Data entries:

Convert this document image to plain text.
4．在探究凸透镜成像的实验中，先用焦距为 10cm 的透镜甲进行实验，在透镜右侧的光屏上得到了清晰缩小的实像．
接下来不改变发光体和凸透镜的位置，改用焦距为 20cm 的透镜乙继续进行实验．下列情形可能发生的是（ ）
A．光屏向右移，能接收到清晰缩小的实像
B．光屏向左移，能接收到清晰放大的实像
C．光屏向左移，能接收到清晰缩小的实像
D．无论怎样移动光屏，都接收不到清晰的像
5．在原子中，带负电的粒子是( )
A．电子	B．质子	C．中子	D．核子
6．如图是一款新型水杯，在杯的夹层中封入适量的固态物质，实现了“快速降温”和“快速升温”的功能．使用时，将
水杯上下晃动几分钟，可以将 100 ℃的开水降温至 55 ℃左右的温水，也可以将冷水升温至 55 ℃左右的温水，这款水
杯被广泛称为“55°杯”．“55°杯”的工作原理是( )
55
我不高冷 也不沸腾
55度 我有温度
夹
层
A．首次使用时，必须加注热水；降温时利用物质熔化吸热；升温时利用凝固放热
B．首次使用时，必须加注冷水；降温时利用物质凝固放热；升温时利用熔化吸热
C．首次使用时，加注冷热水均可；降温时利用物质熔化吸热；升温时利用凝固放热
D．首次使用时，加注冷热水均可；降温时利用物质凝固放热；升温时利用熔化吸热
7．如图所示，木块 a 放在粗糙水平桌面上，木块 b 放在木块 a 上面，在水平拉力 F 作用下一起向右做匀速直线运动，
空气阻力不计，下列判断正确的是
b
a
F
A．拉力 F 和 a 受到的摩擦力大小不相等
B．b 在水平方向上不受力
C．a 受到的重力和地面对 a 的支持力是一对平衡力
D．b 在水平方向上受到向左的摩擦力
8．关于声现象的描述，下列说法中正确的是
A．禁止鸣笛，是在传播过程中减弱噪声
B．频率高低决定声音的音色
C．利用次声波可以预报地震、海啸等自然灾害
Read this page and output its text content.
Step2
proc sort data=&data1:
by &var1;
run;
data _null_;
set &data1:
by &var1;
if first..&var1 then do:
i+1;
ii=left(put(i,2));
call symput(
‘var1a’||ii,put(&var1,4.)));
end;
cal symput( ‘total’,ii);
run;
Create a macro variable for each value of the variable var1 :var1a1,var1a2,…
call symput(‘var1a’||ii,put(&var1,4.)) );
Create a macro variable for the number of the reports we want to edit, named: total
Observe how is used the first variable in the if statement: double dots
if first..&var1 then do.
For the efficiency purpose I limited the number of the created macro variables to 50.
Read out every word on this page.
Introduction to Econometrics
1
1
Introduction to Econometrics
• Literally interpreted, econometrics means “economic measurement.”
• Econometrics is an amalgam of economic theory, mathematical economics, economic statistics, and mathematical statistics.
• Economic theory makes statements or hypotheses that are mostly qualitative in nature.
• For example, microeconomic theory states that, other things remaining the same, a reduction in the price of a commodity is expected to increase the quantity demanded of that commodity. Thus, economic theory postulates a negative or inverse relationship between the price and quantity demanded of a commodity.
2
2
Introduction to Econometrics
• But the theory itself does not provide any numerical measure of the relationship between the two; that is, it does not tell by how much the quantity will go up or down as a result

** WHAT IS BEING ASKED **
Reproduce each entry exactly, leaving out nothing.

** REPLY TO THE EXERCISE **
Convert this document image to plain text.
4．在探究凸透镜成像的实验中，先用焦距为 10cm 的透镜甲进行实验，在透镜右侧的光屏上得到了清晰缩小的实像．
接下来不改变发光体和凸透镜的位置，改用焦距为 20cm 的透镜乙继续进行实验．下列情形可能发生的是（ ）
A．光屏向右移，能接收到清晰缩小的实像
B．光屏向左移，能接收到清晰放大的实像
C．光屏向左移，能接收到清晰缩小的实像
D．无论怎样移动光屏，都接收不到清晰的像
5．在原子中，带负电的粒子是( )
A．电子	B．质子	C．中子	D．核子
6．如图是一款新型水杯，在杯的夹层中封入适量的固态物质，实现了“快速降温”和“快速升温”的功能．使用时，将
水杯上下晃动几分钟，可以将 100 ℃的开水降温至 55 ℃左右的温水，也可以将冷水升温至 55 ℃左右的温水，这款水
杯被广泛称为“55°杯”．“55°杯”的工作原理是( )
55
我不高冷 也不沸腾
55度 我有温度
夹
层
A．首次使用时，必须加注热水；降温时利用物质熔化吸热；升温时利用凝固放热
B．首次使用时，必须加注冷水；降温时利用物质凝固放热；升温时利用熔化吸热
C．首次使用时，加注冷热水均可；降温时利用物质熔化吸热；升温时利用凝固放热
D．首次使用时，加注冷热水均可；降温时利用物质凝固放热；升温时利用熔化吸热
7．如图所示，木块 a 放在粗糙水平桌面上，木块 b 放在木块 a 上面，在水平拉力 F 作用下一起向右做匀速直线运动，
空气阻力不计，下列判断正确的是
b
a
F
A．拉力 F 和 a 受到的摩擦力大小不相等
B．b 在水平方向上不受力
C．a 受到的重力和地面对 a 的支持力是一对平衡力
D．b 在水平方向上受到向左的摩擦力
8．关于声现象的描述，下列说法中正确的是
A．禁止鸣笛，是在传播过程中减弱噪声
B．频率高低决定声音的音色
C．利用次声波可以预报地震、海啸等自然灾害
Read this page and output its text content.
Step2
proc sort data=&data1:
by &var1;
run;
data _null_;
set &data1:
by &var1;
if first..&var1 then do:
i+1;
ii=left(put(i,2));
call symput(
‘var1a’||ii,put(&var1,4.)));
end;
cal symput( ‘total’,ii);
run;
Create a macro variable for each value of the variable var1 :var1a1,var1a2,…
call symput(‘var1a’||ii,put(&var1,4.)) );
Create a macro variable for the number of the reports we want to edit, named: total
Observe how is used the first variable in the if statement: double dots
if first..&var1 then do.
For the efficiency purpose I limited the number of the created macro variables to 50.
Read out every word on this page.
Introduction to Econometrics
1
1
Introduction to Econometrics
• Literally interpreted, econometrics means “economic measurement.”
• Econometrics is an amalgam of economic theory, mathematical economics, economic statistics, and mathematical statistics.
• Economic theory makes statements or hypotheses that are mostly qualitative in nature.
• For example, microeconomic theory states that, other things remaining the same, a reduction in the price of a commodity is expected to increase the quantity demanded of that commodity. Thus, economic theory postulates a negative or inverse relationship between the price and quantity demanded of a commodity.
2
2
Introduction to Econometrics
• But the theory itself does not provide any numerical measure of the relationship between the two; that is, it does not tell by how much the quantity will go up or down as a result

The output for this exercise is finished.